Repeat every record below exactly as it appears.

(Dataset records)
────────────────
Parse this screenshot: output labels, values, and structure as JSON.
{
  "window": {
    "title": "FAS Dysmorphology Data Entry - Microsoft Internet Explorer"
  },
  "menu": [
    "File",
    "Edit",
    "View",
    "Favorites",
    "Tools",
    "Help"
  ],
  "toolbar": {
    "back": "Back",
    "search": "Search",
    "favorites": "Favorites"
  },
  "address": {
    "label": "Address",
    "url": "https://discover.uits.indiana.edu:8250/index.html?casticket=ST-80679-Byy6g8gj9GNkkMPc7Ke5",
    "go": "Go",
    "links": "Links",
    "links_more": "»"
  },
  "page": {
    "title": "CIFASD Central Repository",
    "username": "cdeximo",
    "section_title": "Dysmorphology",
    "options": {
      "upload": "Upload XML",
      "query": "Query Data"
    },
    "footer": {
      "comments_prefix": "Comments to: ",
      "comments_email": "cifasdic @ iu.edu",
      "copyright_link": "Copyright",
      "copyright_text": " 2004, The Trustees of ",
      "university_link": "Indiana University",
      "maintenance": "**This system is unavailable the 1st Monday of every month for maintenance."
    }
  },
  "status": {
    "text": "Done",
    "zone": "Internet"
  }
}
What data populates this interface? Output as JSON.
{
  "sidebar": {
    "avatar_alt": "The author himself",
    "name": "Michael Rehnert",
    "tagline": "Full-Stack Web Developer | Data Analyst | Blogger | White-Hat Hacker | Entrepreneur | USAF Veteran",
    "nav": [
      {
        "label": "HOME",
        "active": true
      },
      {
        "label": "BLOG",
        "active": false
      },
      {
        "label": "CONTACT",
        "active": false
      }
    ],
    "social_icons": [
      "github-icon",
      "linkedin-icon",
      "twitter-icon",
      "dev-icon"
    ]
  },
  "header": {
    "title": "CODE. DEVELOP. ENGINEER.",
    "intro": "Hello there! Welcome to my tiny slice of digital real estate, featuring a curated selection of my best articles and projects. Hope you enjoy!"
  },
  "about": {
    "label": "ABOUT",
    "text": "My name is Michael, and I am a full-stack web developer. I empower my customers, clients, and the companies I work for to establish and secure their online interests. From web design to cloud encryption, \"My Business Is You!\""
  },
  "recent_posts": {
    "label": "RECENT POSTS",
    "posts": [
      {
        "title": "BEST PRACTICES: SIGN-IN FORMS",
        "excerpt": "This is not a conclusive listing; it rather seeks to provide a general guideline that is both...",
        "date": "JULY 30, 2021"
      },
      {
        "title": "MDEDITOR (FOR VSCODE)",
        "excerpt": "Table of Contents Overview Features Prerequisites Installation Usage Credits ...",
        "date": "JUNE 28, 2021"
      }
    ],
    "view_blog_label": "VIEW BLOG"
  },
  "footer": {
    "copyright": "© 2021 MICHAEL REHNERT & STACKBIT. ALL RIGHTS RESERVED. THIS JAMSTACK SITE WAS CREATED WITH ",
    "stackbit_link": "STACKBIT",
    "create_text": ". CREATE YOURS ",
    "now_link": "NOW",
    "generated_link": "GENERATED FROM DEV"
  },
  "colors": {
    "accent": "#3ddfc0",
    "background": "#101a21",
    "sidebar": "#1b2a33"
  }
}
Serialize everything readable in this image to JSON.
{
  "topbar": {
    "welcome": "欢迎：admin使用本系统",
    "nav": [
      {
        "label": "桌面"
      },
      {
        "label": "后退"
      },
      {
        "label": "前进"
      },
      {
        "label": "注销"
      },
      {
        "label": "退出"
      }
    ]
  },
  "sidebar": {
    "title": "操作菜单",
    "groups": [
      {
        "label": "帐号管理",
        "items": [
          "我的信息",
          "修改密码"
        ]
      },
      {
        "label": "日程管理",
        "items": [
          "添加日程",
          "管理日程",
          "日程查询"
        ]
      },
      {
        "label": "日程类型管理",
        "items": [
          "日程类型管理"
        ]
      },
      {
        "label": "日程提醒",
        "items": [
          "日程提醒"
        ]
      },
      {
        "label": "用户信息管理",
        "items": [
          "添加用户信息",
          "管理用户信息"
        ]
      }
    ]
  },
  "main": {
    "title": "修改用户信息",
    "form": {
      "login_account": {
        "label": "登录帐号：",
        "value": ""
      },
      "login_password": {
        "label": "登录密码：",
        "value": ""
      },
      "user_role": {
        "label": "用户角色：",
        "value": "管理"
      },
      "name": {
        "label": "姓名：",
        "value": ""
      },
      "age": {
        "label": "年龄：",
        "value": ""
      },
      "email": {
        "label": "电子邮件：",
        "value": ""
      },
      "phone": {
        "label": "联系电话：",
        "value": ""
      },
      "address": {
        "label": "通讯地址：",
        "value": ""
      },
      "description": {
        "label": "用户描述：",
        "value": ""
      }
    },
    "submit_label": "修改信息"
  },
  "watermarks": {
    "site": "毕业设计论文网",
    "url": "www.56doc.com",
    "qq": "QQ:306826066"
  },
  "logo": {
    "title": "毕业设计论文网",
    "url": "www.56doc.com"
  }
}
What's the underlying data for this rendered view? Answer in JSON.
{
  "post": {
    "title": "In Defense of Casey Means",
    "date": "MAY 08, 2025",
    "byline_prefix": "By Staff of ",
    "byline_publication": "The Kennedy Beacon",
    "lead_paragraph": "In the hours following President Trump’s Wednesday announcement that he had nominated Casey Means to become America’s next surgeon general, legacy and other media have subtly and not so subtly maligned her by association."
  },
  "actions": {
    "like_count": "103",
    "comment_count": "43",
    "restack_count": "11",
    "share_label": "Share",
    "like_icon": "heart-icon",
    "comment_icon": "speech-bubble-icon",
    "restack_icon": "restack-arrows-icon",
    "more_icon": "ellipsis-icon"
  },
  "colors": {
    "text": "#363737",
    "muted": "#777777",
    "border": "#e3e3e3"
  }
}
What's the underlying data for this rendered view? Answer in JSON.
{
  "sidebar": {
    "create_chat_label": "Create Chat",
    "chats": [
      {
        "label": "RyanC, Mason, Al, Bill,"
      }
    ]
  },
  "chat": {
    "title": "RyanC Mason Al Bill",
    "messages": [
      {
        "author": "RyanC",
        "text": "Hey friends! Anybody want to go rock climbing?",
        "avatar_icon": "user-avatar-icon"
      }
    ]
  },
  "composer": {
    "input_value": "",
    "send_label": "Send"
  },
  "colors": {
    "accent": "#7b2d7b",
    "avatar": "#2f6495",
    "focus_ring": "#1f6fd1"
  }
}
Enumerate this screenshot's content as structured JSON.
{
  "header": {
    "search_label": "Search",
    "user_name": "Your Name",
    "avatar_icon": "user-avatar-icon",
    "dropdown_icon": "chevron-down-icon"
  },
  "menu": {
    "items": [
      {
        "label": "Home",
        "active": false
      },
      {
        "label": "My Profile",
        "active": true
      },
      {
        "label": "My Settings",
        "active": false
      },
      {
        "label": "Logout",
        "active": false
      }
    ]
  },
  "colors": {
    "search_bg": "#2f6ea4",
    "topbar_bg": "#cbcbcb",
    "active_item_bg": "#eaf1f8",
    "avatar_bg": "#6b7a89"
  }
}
────────────────
** THE SOLUTION **
Parse this screenshot: output labels, values, and structure as JSON.
{
  "window": {
    "title": "FAS Dysmorphology Data Entry - Microsoft Internet Explorer"
  },
  "menu": [
    "File",
    "Edit",
    "View",
    "Favorites",
    "Tools",
    "Help"
  ],
  "toolbar": {
    "back": "Back",
    "search": "Search",
    "favorites": "Favorites"
  },
  "address": {
    "label": "Address",
    "url": "https://discover.uits.indiana.edu:8250/index.html?casticket=ST-80679-Byy6g8gj9GNkkMPc7Ke5",
    "go": "Go",
    "links": "Links",
    "links_more": "»"
  },
  "page": {
    "title": "CIFASD Central Repository",
    "username": "cdeximo",
    "section_title": "Dysmorphology",
    "options": {
      "upload": "Upload XML",
      "query": "Query Data"
    },
    "footer": {
      "comments_prefix": "Comments to: ",
      "comments_email": "cifasdic @ iu.edu",
      "copyright_link": "Copyright",
      "copyright_text": " 2004, The Trustees of ",
      "university_link": "Indiana University",
      "maintenance": "**This system is unavailable the 1st Monday of every month for maintenance."
    }
  },
  "status": {
    "text": "Done",
    "zone": "Internet"
  }
}
What data populates this interface? Output as JSON.
{
  "sidebar": {
    "avatar_alt": "The author himself",
    "name": "Michael Rehnert",
    "tagline": "Full-Stack Web Developer | Data Analyst | Blogger | White-Hat Hacker | Entrepreneur | USAF Veteran",
    "nav": [
      {
        "label": "HOME",
        "active": true
      },
      {
        "label": "BLOG",
        "active": false
      },
      {
        "label": "CONTACT",
        "active": false
      }
    ],
    "social_icons": [
      "github-icon",
      "linkedin-icon",
      "twitter-icon",
      "dev-icon"
    ]
  },
  "header": {
    "title": "CODE. DEVELOP. ENGINEER.",
    "intro": "Hello there! Welcome to my tiny slice of digital real estate, featuring a curated selection of my best articles and projects. Hope you enjoy!"
  },
  "about": {
    "label": "ABOUT",
    "text": "My name is Michael, and I am a full-stack web developer. I empower my customers, clients, and the companies I work for to establish and secure their online interests. From web design to cloud encryption, \"My Business Is You!\""
  },
  "recent_posts": {
    "label": "RECENT POSTS",
    "posts": [
      {
        "title": "BEST PRACTICES: SIGN-IN FORMS",
        "excerpt": "This is not a conclusive listing; it rather seeks to provide a general guideline that is both...",
        "date": "JULY 30, 2021"
      },
      {
        "title": "MDEDITOR (FOR VSCODE)",
        "excerpt": "Table of Contents Overview Features Prerequisites Installation Usage Credits ...",
        "date": "JUNE 28, 2021"
      }
    ],
    "view_blog_label": "VIEW BLOG"
  },
  "footer": {
    "copyright": "© 2021 MICHAEL REHNERT & STACKBIT. ALL RIGHTS RESERVED. THIS JAMSTACK SITE WAS CREATED WITH ",
    "stackbit_link": "STACKBIT",
    "create_text": ". CREATE YOURS ",
    "now_link": "NOW",
    "generated_link": "GENERATED FROM DEV"
  },
  "colors": {
    "accent": "#3ddfc0",
    "background": "#101a21",
    "sidebar": "#1b2a33"
  }
}
Serialize everything readable in this image to JSON.
{
  "topbar": {
    "welcome": "欢迎：admin使用本系统",
    "nav": [
      {
        "label": "桌面"
      },
      {
        "label": "后退"
      },
      {
        "label": "前进"
      },
      {
        "label": "注销"
      },
      {
        "label": "退出"
      }
    ]
  },
  "sidebar": {
    "title": "操作菜单",
    "groups": [
      {
        "label": "帐号管理",
        "items": [
          "我的信息",
          "修改密码"
        ]
      },
      {
        "label": "日程管理",
        "items": [
          "添加日程",
          "管理日程",
          "日程查询"
        ]
      },
      {
        "label": "日程类型管理",
        "items": [
          "日程类型管理"
        ]
      },
      {
        "label": "日程提醒",
        "items": [
          "日程提醒"
        ]
      },
      {
        "label": "用户信息管理",
        "items": [
          "添加用户信息",
          "管理用户信息"
        ]
      }
    ]
  },
  "main": {
    "title": "修改用户信息",
    "form": {
      "login_account": {
        "label": "登录帐号：",
        "value": ""
      },
      "login_password": {
        "label": "登录密码：",
        "value": ""
      },
      "user_role": {
        "label": "用户角色：",
        "value": "管理"
      },
      "name": {
        "label": "姓名：",
        "value": ""
      },
      "age": {
        "label": "年龄：",
        "value": ""
      },
      "email": {
        "label": "电子邮件：",
        "value": ""
      },
      "phone": {
        "label": "联系电话：",
        "value": ""
      },
      "address": {
        "label": "通讯地址：",
        "value": ""
      },
      "description": {
        "label": "用户描述：",
        "value": ""
      }
    },
    "submit_label": "修改信息"
  },
  "watermarks": {
    "site": "毕业设计论文网",
    "url": "www.56doc.com",
    "qq": "QQ:306826066"
  },
  "logo": {
    "title": "毕业设计论文网",
    "url": "www.56doc.com"
  }
}
What's the underlying data for this rendered view? Answer in JSON.
{
  "post": {
    "title": "In Defense of Casey Means",
    "date": "MAY 08, 2025",
    "byline_prefix": "By Staff of ",
    "byline_publication": "The Kennedy Beacon",
    "lead_paragraph": "In the hours following President Trump’s Wednesday announcement that he had nominated Casey Means to become America’s next surgeon general, legacy and other media have subtly and not so subtly maligned her by association."
  },
  "actions": {
    "like_count": "103",
    "comment_count": "43",
    "restack_count": "11",
    "share_label": "Share",
    "like_icon": "heart-icon",
    "comment_icon": "speech-bubble-icon",
    "restack_icon": "restack-arrows-icon",
    "more_icon": "ellipsis-icon"
  },
  "colors": {
    "text": "#363737",
    "muted": "#777777",
    "border": "#e3e3e3"
  }
}
What's the underlying data for this rendered view? Answer in JSON.
{
  "sidebar": {
    "create_chat_label": "Create Chat",
    "chats": [
      {
        "label": "RyanC, Mason, Al, Bill,"
      }
    ]
  },
  "chat": {
    "title": "RyanC Mason Al Bill",
    "messages": [
      {
        "author": "RyanC",
        "text": "Hey friends! Anybody want to go rock climbing?",
        "avatar_icon": "user-avatar-icon"
      }
    ]
  },
  "composer": {
    "input_value": "",
    "send_label": "Send"
  },
  "colors": {
    "accent": "#7b2d7b",
    "avatar": "#2f6495",
    "focus_ring": "#1f6fd1"
  }
}
Enumerate this screenshot's content as structured JSON.
{
  "header": {
    "search_label": "Search",
    "user_name": "Your Name",
    "avatar_icon": "user-avatar-icon",
    "dropdown_icon": "chevron-down-icon"
  },
  "menu": {
    "items": [
      {
        "label": "Home",
        "active": false
      },
      {
        "label": "My Profile",
        "active": true
      },
      {
        "label": "My Settings",
        "active": false
      },
      {
        "label": "Logout",
        "active": false
      }
    ]
  },
  "colors": {
    "search_bg": "#2f6ea4",
    "topbar_bg": "#cbcbcb",
    "active_item_bg": "#eaf1f8",
    "avatar_bg": "#6b7a89"
  }
}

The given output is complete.